*Problem details*: Pull every line of the entries that has the word "Cuando".

*Input data*:

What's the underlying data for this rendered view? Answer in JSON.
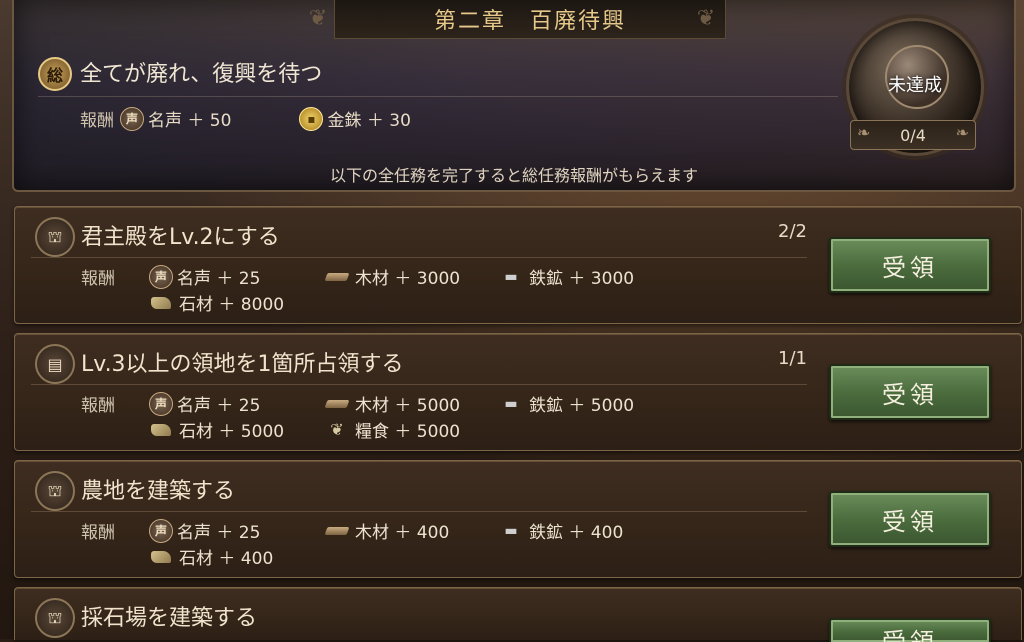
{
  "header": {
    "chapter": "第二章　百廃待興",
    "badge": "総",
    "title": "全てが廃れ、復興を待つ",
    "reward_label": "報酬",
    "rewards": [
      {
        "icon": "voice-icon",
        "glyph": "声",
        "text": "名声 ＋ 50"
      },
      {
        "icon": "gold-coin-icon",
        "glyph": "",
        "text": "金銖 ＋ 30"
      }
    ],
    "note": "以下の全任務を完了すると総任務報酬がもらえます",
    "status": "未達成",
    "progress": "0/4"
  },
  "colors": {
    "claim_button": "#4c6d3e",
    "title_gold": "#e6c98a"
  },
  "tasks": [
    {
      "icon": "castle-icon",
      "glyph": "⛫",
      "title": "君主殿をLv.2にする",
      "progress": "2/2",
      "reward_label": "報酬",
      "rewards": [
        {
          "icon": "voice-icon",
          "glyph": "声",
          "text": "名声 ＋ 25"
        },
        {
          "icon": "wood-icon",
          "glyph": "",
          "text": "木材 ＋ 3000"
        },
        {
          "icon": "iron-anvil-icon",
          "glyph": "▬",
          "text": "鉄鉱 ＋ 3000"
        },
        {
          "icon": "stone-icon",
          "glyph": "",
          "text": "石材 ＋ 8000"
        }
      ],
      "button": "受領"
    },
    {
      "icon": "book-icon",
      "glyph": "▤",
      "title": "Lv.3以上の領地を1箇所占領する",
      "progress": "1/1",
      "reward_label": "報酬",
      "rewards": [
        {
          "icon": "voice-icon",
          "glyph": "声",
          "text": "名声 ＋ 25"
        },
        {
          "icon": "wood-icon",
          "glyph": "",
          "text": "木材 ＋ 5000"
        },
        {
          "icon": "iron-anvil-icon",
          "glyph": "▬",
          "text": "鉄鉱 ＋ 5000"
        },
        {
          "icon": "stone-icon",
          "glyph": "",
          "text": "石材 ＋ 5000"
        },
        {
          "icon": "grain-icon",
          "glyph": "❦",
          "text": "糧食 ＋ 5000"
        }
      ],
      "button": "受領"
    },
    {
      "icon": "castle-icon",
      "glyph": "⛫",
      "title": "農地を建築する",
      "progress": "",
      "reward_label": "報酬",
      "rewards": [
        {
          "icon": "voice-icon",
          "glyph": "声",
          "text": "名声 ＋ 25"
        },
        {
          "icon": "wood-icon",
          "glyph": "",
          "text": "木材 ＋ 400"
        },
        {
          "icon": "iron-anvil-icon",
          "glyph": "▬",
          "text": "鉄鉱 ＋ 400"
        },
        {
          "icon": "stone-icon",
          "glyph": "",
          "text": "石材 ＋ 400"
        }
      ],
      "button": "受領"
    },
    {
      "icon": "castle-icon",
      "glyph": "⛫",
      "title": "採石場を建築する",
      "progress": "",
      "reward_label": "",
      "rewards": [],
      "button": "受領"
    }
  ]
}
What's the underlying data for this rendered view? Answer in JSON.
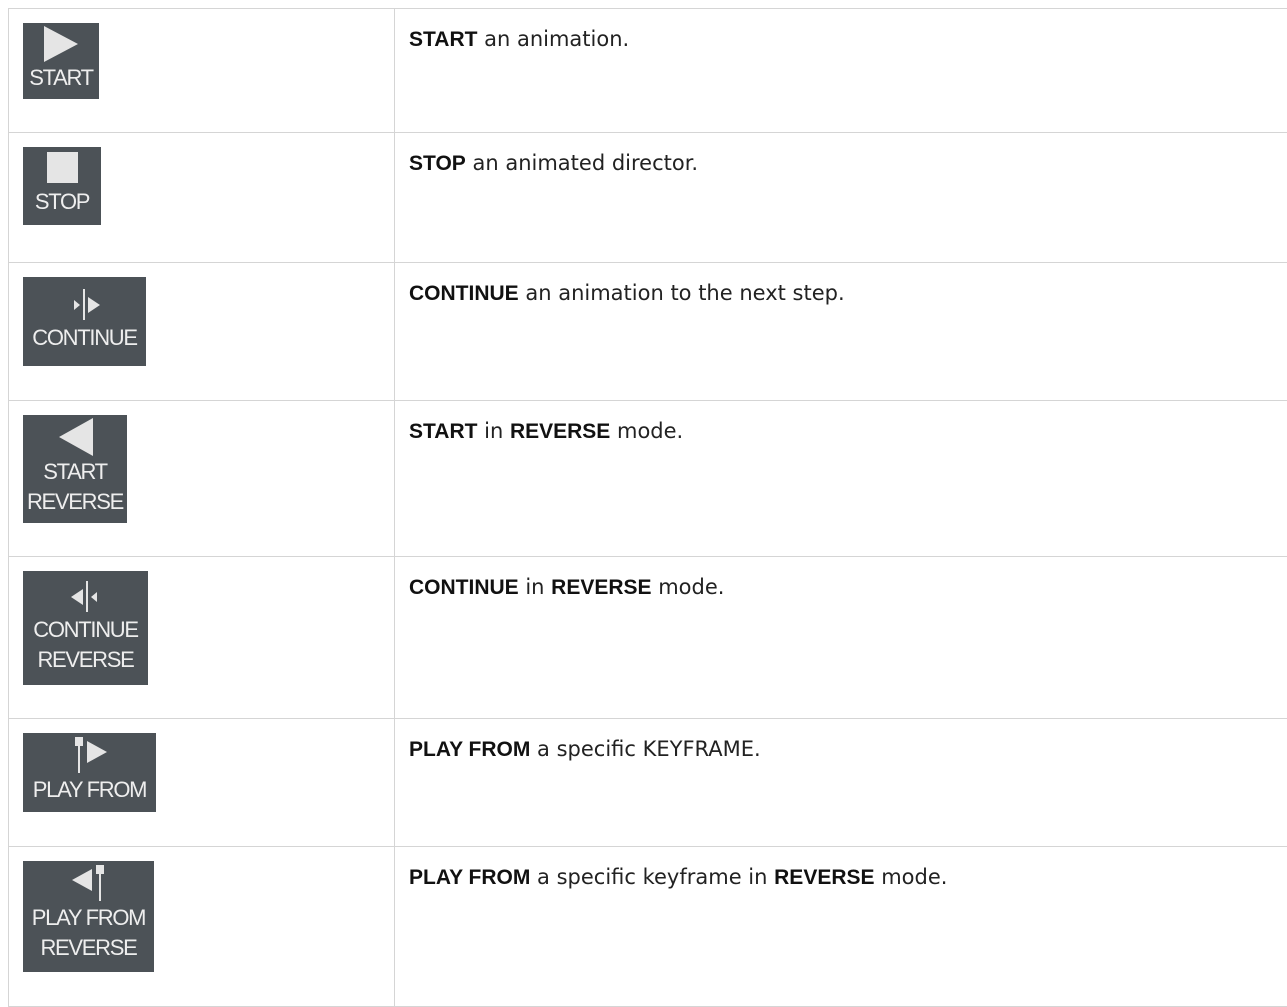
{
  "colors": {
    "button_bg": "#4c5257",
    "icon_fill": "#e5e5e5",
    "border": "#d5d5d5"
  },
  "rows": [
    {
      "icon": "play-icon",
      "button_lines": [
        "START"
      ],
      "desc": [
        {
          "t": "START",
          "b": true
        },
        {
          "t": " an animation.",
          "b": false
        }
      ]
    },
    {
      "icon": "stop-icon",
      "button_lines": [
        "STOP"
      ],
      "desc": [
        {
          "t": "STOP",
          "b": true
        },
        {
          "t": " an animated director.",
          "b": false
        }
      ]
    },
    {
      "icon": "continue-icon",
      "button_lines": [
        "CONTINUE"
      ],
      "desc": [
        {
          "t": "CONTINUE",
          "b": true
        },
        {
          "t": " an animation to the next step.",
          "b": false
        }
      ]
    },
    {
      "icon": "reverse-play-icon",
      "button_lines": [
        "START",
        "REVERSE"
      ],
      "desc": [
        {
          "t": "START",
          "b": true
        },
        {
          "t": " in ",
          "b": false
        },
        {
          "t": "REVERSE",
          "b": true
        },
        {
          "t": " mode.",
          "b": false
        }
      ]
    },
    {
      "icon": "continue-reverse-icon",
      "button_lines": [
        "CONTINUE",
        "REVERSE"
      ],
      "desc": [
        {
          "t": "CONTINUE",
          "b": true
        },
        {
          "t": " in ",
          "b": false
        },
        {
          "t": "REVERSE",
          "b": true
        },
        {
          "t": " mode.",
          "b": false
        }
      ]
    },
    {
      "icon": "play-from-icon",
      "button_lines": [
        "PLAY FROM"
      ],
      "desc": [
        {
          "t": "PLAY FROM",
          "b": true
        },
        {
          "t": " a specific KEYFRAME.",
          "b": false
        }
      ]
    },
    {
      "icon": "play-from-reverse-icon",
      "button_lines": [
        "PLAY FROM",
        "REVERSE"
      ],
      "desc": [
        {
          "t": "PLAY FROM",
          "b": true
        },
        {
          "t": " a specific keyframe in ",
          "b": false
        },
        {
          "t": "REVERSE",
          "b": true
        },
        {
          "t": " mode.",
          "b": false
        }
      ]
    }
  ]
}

* * *

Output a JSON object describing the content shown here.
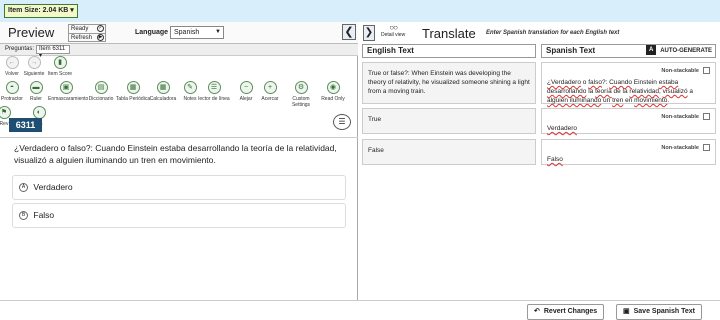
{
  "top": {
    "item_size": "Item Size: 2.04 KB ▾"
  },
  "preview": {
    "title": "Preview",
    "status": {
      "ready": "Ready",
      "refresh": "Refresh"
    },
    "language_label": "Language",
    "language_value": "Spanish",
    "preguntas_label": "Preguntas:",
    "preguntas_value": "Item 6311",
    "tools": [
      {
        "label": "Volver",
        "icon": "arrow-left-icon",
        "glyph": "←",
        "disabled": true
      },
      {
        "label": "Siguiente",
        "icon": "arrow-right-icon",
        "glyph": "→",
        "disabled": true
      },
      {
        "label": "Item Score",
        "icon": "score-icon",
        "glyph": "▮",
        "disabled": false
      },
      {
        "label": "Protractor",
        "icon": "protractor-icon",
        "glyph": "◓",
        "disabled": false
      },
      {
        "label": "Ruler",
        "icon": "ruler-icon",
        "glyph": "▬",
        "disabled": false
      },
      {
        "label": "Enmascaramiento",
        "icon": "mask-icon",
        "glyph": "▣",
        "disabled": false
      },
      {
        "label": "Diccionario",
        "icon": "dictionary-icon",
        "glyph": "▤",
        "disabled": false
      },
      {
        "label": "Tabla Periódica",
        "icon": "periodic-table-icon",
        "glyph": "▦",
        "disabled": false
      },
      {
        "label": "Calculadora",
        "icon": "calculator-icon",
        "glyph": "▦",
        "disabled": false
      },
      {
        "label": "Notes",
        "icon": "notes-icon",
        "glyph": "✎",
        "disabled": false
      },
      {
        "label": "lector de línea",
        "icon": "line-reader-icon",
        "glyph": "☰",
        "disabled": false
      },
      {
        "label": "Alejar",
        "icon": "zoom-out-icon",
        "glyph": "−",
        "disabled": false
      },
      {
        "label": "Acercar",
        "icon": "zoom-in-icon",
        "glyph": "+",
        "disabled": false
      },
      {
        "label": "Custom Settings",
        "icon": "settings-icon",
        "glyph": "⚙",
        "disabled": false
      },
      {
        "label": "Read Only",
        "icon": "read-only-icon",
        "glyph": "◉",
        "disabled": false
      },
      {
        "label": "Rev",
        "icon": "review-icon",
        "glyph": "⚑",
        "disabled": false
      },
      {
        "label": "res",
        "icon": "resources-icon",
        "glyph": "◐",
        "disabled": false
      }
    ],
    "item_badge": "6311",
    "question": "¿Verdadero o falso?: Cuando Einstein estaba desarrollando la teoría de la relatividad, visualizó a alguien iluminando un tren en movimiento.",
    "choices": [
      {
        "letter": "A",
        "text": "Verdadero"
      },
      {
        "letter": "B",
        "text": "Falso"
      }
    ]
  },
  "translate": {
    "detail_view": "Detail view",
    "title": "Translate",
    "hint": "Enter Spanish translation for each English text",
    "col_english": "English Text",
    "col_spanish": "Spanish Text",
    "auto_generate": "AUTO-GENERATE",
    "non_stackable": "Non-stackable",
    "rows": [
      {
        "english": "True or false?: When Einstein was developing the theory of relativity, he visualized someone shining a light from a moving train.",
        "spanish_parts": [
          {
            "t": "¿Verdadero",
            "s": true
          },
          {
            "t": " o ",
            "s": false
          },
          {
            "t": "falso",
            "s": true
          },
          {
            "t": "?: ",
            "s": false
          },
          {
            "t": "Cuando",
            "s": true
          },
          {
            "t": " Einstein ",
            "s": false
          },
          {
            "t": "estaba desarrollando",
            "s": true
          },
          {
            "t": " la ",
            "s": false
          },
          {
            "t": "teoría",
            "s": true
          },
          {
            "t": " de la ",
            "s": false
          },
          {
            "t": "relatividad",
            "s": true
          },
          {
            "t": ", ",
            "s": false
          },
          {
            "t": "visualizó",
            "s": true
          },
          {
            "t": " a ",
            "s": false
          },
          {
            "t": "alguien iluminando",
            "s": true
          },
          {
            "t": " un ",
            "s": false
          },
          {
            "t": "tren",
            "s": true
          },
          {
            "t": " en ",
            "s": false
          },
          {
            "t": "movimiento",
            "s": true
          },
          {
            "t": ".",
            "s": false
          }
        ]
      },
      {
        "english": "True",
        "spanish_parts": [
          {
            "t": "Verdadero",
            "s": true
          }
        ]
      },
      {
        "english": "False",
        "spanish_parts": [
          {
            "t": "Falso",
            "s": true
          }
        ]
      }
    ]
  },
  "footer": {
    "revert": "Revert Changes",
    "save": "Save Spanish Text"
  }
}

---

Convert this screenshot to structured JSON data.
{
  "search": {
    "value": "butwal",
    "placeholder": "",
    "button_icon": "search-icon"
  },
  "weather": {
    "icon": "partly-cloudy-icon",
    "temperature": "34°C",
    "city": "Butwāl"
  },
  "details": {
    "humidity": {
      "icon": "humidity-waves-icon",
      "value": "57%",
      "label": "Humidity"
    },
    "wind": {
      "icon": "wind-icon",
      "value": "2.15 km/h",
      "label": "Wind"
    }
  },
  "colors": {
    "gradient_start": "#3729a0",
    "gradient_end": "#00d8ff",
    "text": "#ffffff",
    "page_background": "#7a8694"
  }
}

*Completed task*:
    "question": "¿Verdadero o falso?: Cuando Einstein estaba desarrollando la teoría de la relatividad, visualizó a alguien iluminando un tren en movimiento.",
            "t": "Cuando",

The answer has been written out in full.